* WHAT THE EXERCISE ASKS: Copy, from the entries below, each line where the word "자녀들이" can be found.

* RECORDS PROVIDED:
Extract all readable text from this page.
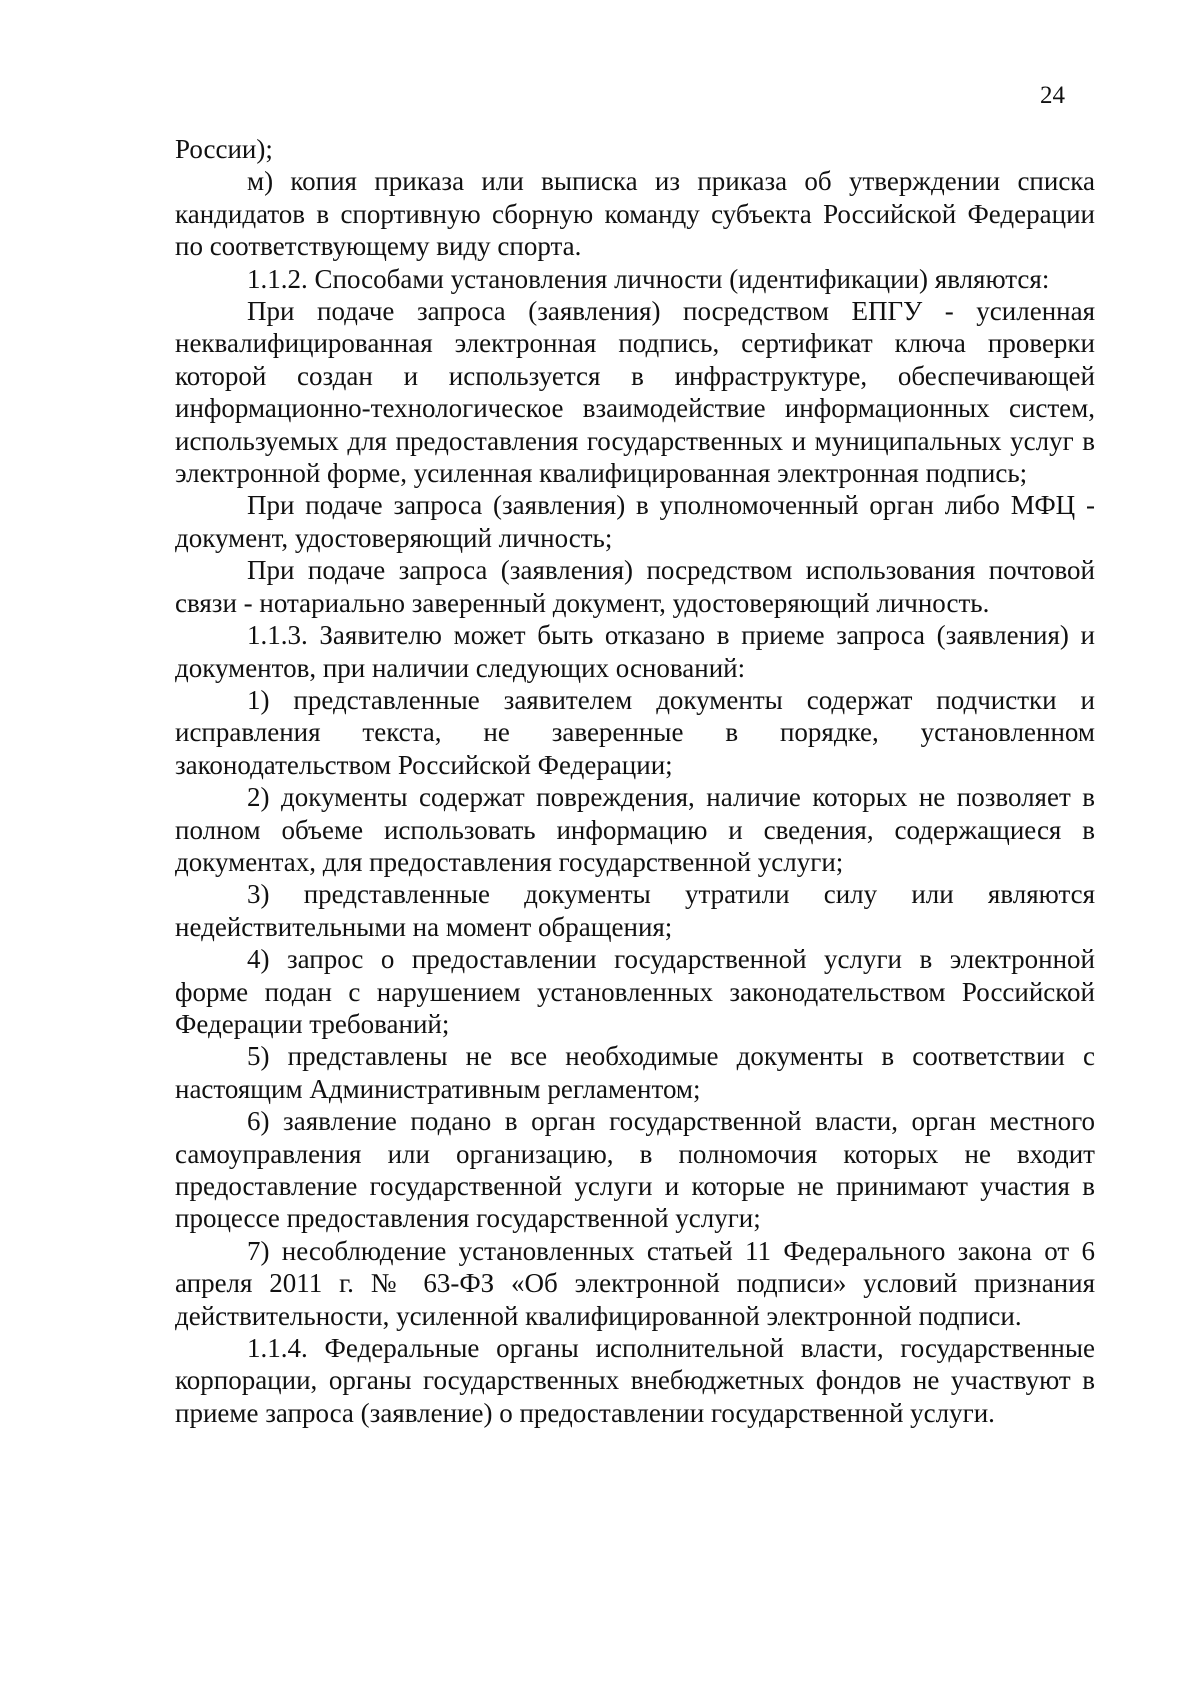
24

России);

м) копия приказа или выписка из приказа об утверждении списка кандидатов в спортивную сборную команду субъекта Российской Федерации по соответствующему виду спорта.

1.1.2. Способами установления личности (идентификации) являются:

При подаче запроса (заявления) посредством ЕПГУ - усиленная неквалифицированная электронная подпись, сертификат ключа проверки которой создан и используется в инфраструктуре, обеспечивающей информационно-технологическое взаимодействие информационных систем, используемых для предоставления государственных и муниципальных услуг в электронной форме, усиленная квалифицированная электронная подпись;

При подаче запроса (заявления) в уполномоченный орган либо МФЦ - документ, удостоверяющий личность;

При подаче запроса (заявления) посредством использования почтовой связи - нотариально заверенный документ, удостоверяющий личность.

1.1.3. Заявителю может быть отказано в приеме запроса (заявления) и документов, при наличии следующих оснований:

1) представленные заявителем документы содержат подчистки и исправления текста, не заверенные в порядке, установленном законодательством Российской Федерации;

2) документы содержат повреждения, наличие которых не позволяет в полном объеме использовать информацию и сведения, содержащиеся в документах, для предоставления государственной услуги;

3) представленные документы утратили силу или являются недействительными на момент обращения;

4) запрос о предоставлении государственной услуги в электронной форме подан с нарушением установленных законодательством Российской Федерации требований;

5) представлены не все необходимые документы в соответствии с настоящим Административным регламентом;

6) заявление подано в орган государственной власти, орган местного самоуправления или организацию, в полномочия которых не входит предоставление государственной услуги и которые не принимают участия в процессе предоставления государственной услуги;

7) несоблюдение установленных статьей 11 Федерального закона от 6 апреля 2011 г. № 63-ФЗ «Об электронной подписи» условий признания действительности, усиленной квалифицированной электронной подписи.

1.1.4. Федеральные органы исполнительной власти, государственные корпорации, органы государственных внебюджетных фондов не участвуют в приеме запроса (заявление) о предоставлении государственной услуги.
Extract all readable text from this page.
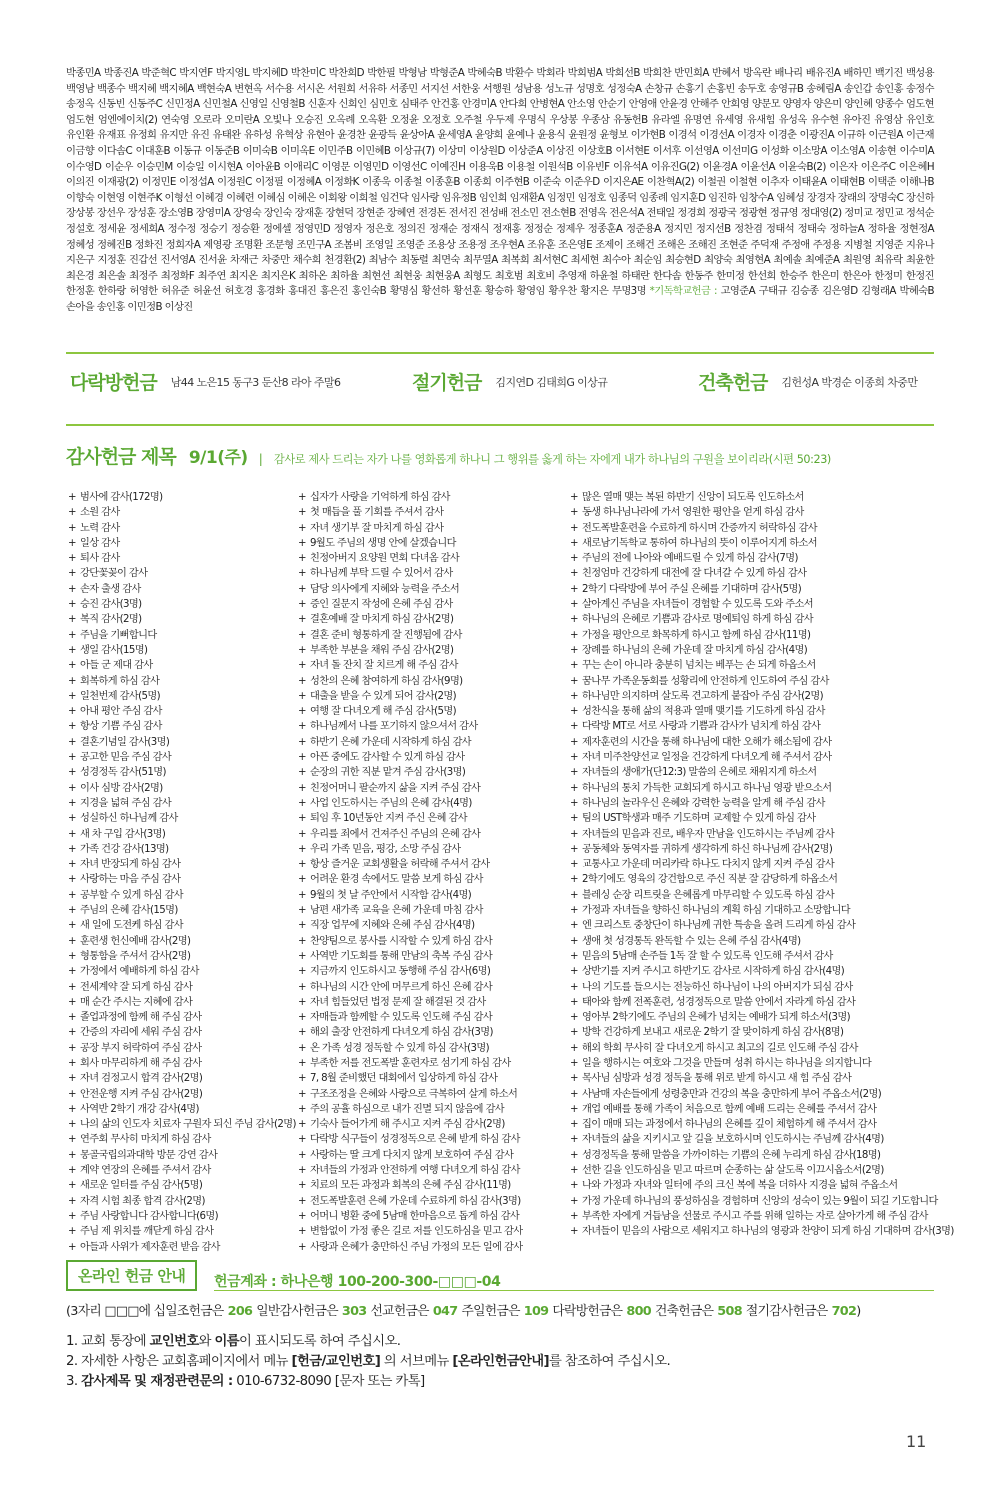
박종민A 박종진A 박준혁C 박지연F 박지영L 박지혜D 박찬미C 박찬희D 박한필 박형남 박형준A 박혜숙B 박환수 박회라 박희범A 박희선B 박희찬 반민희A 반혜서 방옥란 배나리 배유진A 배하민 백기진 백성용 백영남 백종수 백지혜 백지혜A 백현숙A 변현옥 서수용 서시온 서원희 서유하 서종민 서지선 서한웅 서행원 성남용 성노규 성명호 성정숙A 손창규 손홍기 손홍빈 송두호 송영규B 송혜림A 송인갑 송인홍 송정수 송정옥 신동빈 신동주C 신민정A 신민철A 신영일 신영철B 신훈자 신희인 심민호 심태주 안건홍 안경미A 안다희 안병현A 안소영 안순기 안영애 안윤경 안해주 안희영 양문모 양영자 양은미 양인혜 양종수 엄도현 엄도현 엄엔에이치(2) 연숙영 오로라 오미란A 오빛나 오승진 오옥례 오옥환 오정윤 오정호 오주철 우두제 우명식 우상봉 우종삼 유동헌B 유라엘 유명연 유세영 유새힘 유성옥 유수현 유아진 유영삼 유인호 유인환 유재표 유정희 유지만 유진 유태완 유하성 유혁상 유현아 윤경찬 윤광득 윤상아A 윤세영A 윤양희 윤예나 윤용식 윤원정 윤형보 이가현B 이경석 이경선A 이경자 이경춘 이광진A 이규하 이근원A 이근재 이금향 이다솜C 이대훈B 이동규 이동준B 이미숙B 이미옥E 이민주B 이민혜B 이상규(7) 이상미 이상원D 이상준A 이상진 이상호B 이서현E 이서후 이선영A 이선미G 이성화 이소망A 이소영A 이송현 이수미A 이수영D 이순우 이승민M 이승일 이시현A 이아윤B 이애리C 이영문 이영민D 이영선C 이예진H 이용욱B 이용철 이원석B 이유빈F 이유석A 이유진G(2) 이윤경A 이윤선A 이윤숙B(2) 이은자 이은주C 이은혜H 이의진 이재광(2) 이정민E 이정섭A 이정원C 이정필 이정혜A 이정화K 이종욱 이종철 이종훈B 이종희 이주현B 이준숙 이준우D 이지은AE 이찬혁A(2) 이철권 이철현 이추자 이태윤A 이태현B 이택준 이해나B 이향숙 이현영 이현주K 이형선 이혜경 이혜련 이혜심 이혜은 이회왕 이희철 임건닥 임사랑 임유정B 임인희 임재환A 임정민 임정호 임종덕 임종례 임지훈D 임진하 임창수A 임혜성 장경자 장래의 장명숙C 장신하 장상봉 장선우 장성훈 장소영B 장영미A 장영숙 장인숙 장재훈 장현덕 장현준 장혜연 전경돈 전서진 전성배 전소민 전소현B 전영옥 전은석A 전태일 정경희 정광국 정광현 정규영 정대영(2) 정미교 정민교 정석순 정설호 정세윤 정세희A 정수정 정승기 정승환 정에셀 정영민D 정영자 정은호 정의진 정재순 정재식 정재홍 정정순 정제우 정종훈A 정준용A 정지민 정지선B 정찬겸 정태석 정태숙 정하늘A 정하율 정현정A 정혜성 정혜진B 정화진 정희자A 제영광 조명환 조문형 조민구A 조봄비 조영일 조영준 조용상 조용정 조우현A 조유훈 조은영E 조제이 조해건 조해은 조해진 조현준 주덕재 주정애 주정용 지병철 지영준 지유나 지은구 지정훈 진갑선 진서영A 진서윤 차재근 차중만 채수희 천경환(2) 최남수 최동렬 최면숙 최무열A 최복희 최서현C 최세현 최수아 최순임 최승현D 최양숙 최영현A 최예솔 최예준A 최원영 최유락 최윤한 최은경 최은솔 최정주 최정화F 최주연 최지온 최지은K 최하온 최하율 최현선 최현웅 최현웅A 최형도 최호범 최호비 추영재 하윤철 하태란 한다솜 한동주 한미정 한선희 한승주 한은미 한은아 한정미 한정진 한정훈 한하랑 허영한 허유준 허윤선 허호경 홍경화 홍대진 홍은진 홍인숙B 황명심 황선하 황선훈 황승하 황영임 황우찬 황지은 무명3명 *기독학교헌금 : 고영준A 구태규 김승종 김은영D 김형래A 박혜숙B 손아을 송인홍 이민정B 이상진
다락방헌금 남44 노은15 동구3 둔산8 라아 주말6	절기헌금 김지연D 김태희G 이상규	건축헌금 김헌성A 박경순 이종희 차중만
감사헌금 제목 9/1(주) | 감사로 제사 드리는 자가 나를 영화롭게 하나니 그 행위를 옳게 하는 자에게 내가 하나님의 구원을 보이리라(시편 50:23)
+ 범사에 감사(172명)
+ 소원 감사
+ 노력 감사
+ 일상 감사
+ 퇴사 감사
+ 강단꽃꽂이 감사
+ 손자 출생 감사
+ 승진 감사(3명)
+ 복직 감사(2명)
+ 주님을 기뻐합니다
+ 생일 감사(15명)
+ 아들 군 제대 감사
+ 회복하게 하심 감사
+ 일천번제 감사(5명)
+ 아내 평안 주심 감사
+ 항상 기쁨 주심 감사
+ 결혼기념일 감사(3명)
+ 공고한 믿음 주심 감사
+ 성경정독 감사(51명)
+ 이사 심방 감사(2명)
+ 지경을 넓혀 주심 감사
+ 성실하신 하나님께 감사
+ 새 차 구입 감사(3명)
+ 가족 건강 감사(13명)
+ 자녀 반장되게 하심 감사
+ 사랑하는 마음 주심 감사
+ 공부할 수 있게 하심 감사
+ 주님의 은혜 감사(15명)
+ 새 일에 도전케 하심 감사
+ 훈련생 헌신예배 감사(2명)
+ 형통함을 주셔서 감사(2명)
+ 가정에서 예배하게 하심 감사
+ 전세계약 잘 되게 하심 감사
+ 매 순간 주시는 지혜에 감사
+ 졸업과정에 함께 해 주심 감사
+ 간증의 자리에 세워 주심 감사
+ 공장 부지 허락하여 주심 감사
+ 회사 마무리하게 해 주심 감사
+ 자녀 검정고시 합격 감사(2명)
+ 안전운행 지켜 주심 감사(2명)
+ 사역반 2학기 개강 감사(4명)
+ 나의 삶의 인도자 치료자 구원자 되신 주님 감사(2명)
+ 연주회 무사히 마치게 하심 감사
+ 몽골국립의과대학 방문 강연 감사
+ 계약 연장의 은혜를 주셔서 감사
+ 새로운 일터를 주심 감사(5명)
+ 자격 시험 최종 합격 감사(2명)
+ 주님 사랑합니다 감사합니다(6명)
+ 주님 제 위치를 깨닫게 하심 감사
+ 아들과 사위가 제자훈련 받음 감사
+ 십자가 사랑을 기억하게 하심 감사
+ 첫 매듭을 풀 기회를 주셔서 감사
+ 자녀 생기부 잘 마치게 하심 감사
+ 9월도 주님의 생명 안에 살겠습니다
+ 친정아버지 요양원 면회 다녀옴 감사
+ 하나님께 부탁 드릴 수 있어서 감사
+ 담당 의사에게 지혜와 능력을 주소서
+ 증인 질문지 작성에 은혜 주심 감사
+ 결혼예배 잘 마치게 하심 감사(2명)
+ 결혼 준비 형통하게 잘 진행됨에 감사
+ 부족한 부분을 채워 주심 감사(2명)
+ 자녀 돌 잔치 잘 치르게 해 주심 감사
+ 성찬의 은혜 참여하게 하심 감사(9명)
+ 대출을 받을 수 있게 되어 감사(2명)
+ 여행 잘 다녀오게 해 주심 감사(5명)
+ 하나님께서 나를 포기하지 않으셔서 감사
+ 하반기 은혜 가운데 시작하게 하심 감사
+ 아픈 중에도 감사할 수 있게 하심 감사
+ 순장의 귀한 직분 맡겨 주심 감사(3명)
+ 친정어머니 팔순까지 삶을 지켜 주심 감사
+ 사업 인도하시는 주님의 은혜 감사(4명)
+ 퇴임 후 10년동안 지켜 주신 은혜 감사
+ 우리를 죄에서 건져주신 주님의 은혜 감사
+ 우리 가족 믿음, 평강, 소망 주심 감사
+ 항상 즐거운 교회생활을 허락해 주셔서 감사
+ 어려운 환경 속에서도 말씀 보게 하심 감사
+ 9월의 첫 날 주안에서 시작함 감사(4명)
+ 남편 새가족 교육을 은혜 가운데 마침 감사
+ 직장 업무에 지혜와 은혜 주심 감사(4명)
+ 찬양팀으로 봉사를 시작할 수 있게 하심 감사
+ 사역반 기도회를 통해 만남의 축복 주심 감사
+ 지금까지 인도하시고 동행해 주심 감사(6명)
+ 하나님의 시간 안에 머무르게 하신 은혜 감사
+ 자녀 힘들었던 법정 문제 잘 해결된 것 감사
+ 자매들과 함께할 수 있도록 인도해 주심 감사
+ 해외 출장 안전하게 다녀오게 하심 감사(3명)
+ 온 가족 성경 정독할 수 있게 하심 감사(3명)
+ 부족한 저를 전도폭발 훈련자로 섬기게 하심 감사
+ 7, 8월 준비했던 대회에서 입상하게 하심 감사
+ 구조조정을 은혜와 사랑으로 극복하여 살게 하소서
+ 주의 공휼 하심으로 내가 진멸 되지 않음에 감사
+ 기숙사 들어가게 해 주시고 지켜 주심 감사(2명)
+ 다락방 식구들이 성경정독으로 은혜 받게 하심 감사
+ 사랑하는 딸 크게 다치지 않게 보호하여 주심 감사
+ 자녀들의 가정과 안전하게 여행 다녀오게 하심 감사
+ 치료의 모든 과정과 회복의 은혜 주심 감사(11명)
+ 전도폭발훈련 은혜 가운데 수료하게 하심 감사(3명)
+ 어머니 병환 중에 5남매 한마음으로 돕게 하심 감사
+ 변함없이 가정 좋은 길로 저를 인도하심을 믿고 감사
+ 사랑과 은혜가 충만하신 주님 가정의 모든 일에 감사
+ 많은 열매 맺는 복된 하반기 신앙이 되도록 인도하소서
+ 동생 하나님나라에 가서 영원한 평안을 얻게 하심 감사
+ 전도폭발훈련을 수료하게 하시며 간증까지 허락하심 감사
+ 새로남기독학교 통하여 하나님의 뜻이 이루어지게 하소서
+ 주님의 전에 나아와 예배드릴 수 있게 하심 감사(7명)
+ 친정엄마 건강하게 대전에 잘 다녀갈 수 있게 하심 감사
+ 2학기 다락방에 부어 주실 은혜를 기대하며 감사(5명)
+ 살아계신 주님을 자녀들이 경험할 수 있도록 도와 주소서
+ 하나님의 은혜로 기쁨과 감사로 명예퇴임 하게 하심 감사
+ 가정을 평안으로 화목하게 하시고 함께 하심 감사(11명)
+ 장례를 하나님의 은혜 가운데 잘 마치게 하심 감사(4명)
+ 꾸는 손이 아니라 충분히 넘치는 베푸는 손 되게 하옵소서
+ 꿈나무 가족운동회를 성황리에 안전하게 인도하여 주심 감사
+ 하나님만 의지하며 살도록 견고하게 붙잡아 주심 감사(2명)
+ 성찬식을 통해 삶의 적용과 열매 맺기를 기도하게 하심 감사
+ 다락방 MT로 서로 사랑과 기쁨과 감사가 넘치게 하심 감사
+ 제자훈련의 시간을 통해 하나님에 대한 오해가 해소됨에 감사
+ 자녀 미주찬양선교 일정을 건강하게 다녀오게 해 주셔서 감사
+ 자녀들의 생애가(단12:3) 말씀의 은혜로 채워지게 하소서
+ 하나님의 통치 가득한 교회되게 하시고 하나님 영광 받으소서
+ 하나님의 놀라우신 은혜와 강력한 능력을 알게 해 주심 감사
+ 팀의 UST학생과 매주 기도하며 교제할 수 있게 하심 감사
+ 자녀들의 믿음과 진로, 배우자 만남을 인도하시는 주님께 감사
+ 공동체와 동역자를 귀하게 생각하게 하신 하나님께 감사(2명)
+ 교통사고 가운데 머리카락 하나도 다치지 않게 지켜 주심 감사
+ 2학기에도 영육의 강건함으로 주신 직분 잘 감당하게 하옵소서
+ 블레싱 순장 리트릿을 은혜롭게 마무리할 수 있도록 하심 감사
+ 가정과 자녀들을 향하신 하나님의 계획 하심 기대하고 소망합니다
+ 엔 크리스토 중창단이 하나님께 귀한 특송을 올려 드리게 하심 감사
+ 생애 첫 성경통독 완독할 수 있는 은혜 주심 감사(4명)
+ 믿음의 5남매 손주들 1독 잘 할 수 있도록 인도해 주셔서 감사
+ 상반기를 지켜 주시고 하반기도 감사로 시작하게 하심 감사(4명)
+ 나의 기도를 들으시는 전능하신 하나님이 나의 아버지가 되심 감사
+ 태아와 함께 전폭훈련, 성경정독으로 말씀 안에서 자라게 하심 감사
+ 영아부 2학기에도 주님의 은혜가 넘치는 예배가 되게 하소서(3명)
+ 방학 건강하게 보내고 새로운 2학기 잘 맞이하게 하심 감사(8명)
+ 해외 학회 무사히 잘 다녀오게 하시고 최고의 길로 인도해 주심 감사
+ 일을 행하시는 여호와 그것을 만들며 성취 하시는 하나님을 의지합니다
+ 목사님 심방과 성경 정독을 통해 위로 받게 하시고 새 힘 주심 감사
+ 사남매 자손들에게 성령충만과 건강의 복을 충만하게 부어 주옵소서(2명)
+ 개업 예배를 통해 가족이 처음으로 함께 예배 드리는 은혜를 주셔서 감사
+ 집이 매매 되는 과정에서 하나님의 은혜를 깊이 체험하게 해 주셔서 감사
+ 자녀들의 삶을 지키시고 앞 길을 보호하시며 인도하시는 주님께 감사(4명)
+ 성경정독을 통해 말씀을 가까이하는 기쁨의 은혜 누리게 하심 감사(18명)
+ 선한 길을 인도하심을 믿고 따르며 순종하는 삶 살도록 이끄시옵소서(2명)
+ 나와 가정과 자녀와 일터에 주의 크신 복에 복을 더하사 지경을 넓혀 주옵소서
+ 가정 가운데 하나님의 풍성하심을 경험하며 신앙의 성숙이 있는 9월이 되길 기도합니다
+ 부족한 자에게 거듭남을 선물로 주시고 주를 위해 일하는 자로 살아가게 해 주심 감사
+ 자녀들이 믿음의 사람으로 세워지고 하나님의 영광과 찬양이 되게 하심 기대하며 감사(3명)
온라인 헌금 안내	헌금계좌 : 하나은행 100-200-300-□□□-04
(3자리 □□□에 십일조헌금은 206 일반감사헌금은 303 선교헌금은 047 주일헌금은 109 다락방헌금은 800 건축헌금은 508 절기감사헌금은 702)

1. 교회 통장에 교인번호와 이름이 표시되도록 하여 주십시오.

2. 자세한 사항은 교회홈페이지에서 메뉴 [헌금/교인번호] 의 서브메뉴 [온라인헌금안내]를 참조하여 주십시오.

3. 감사제목 및 재정관련문의 : 010-6732-8090 [문자 또는 카톡]

11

* EXERCISE ANSWER:
+ 살아계신 주님을 자녀들이 경험할 수 있도록 도와 주소서
+ 자녀들이 믿음의 사람으로 세워지고 하나님의 영광과 찬양이 되게 하심 기대하며 감사(3명)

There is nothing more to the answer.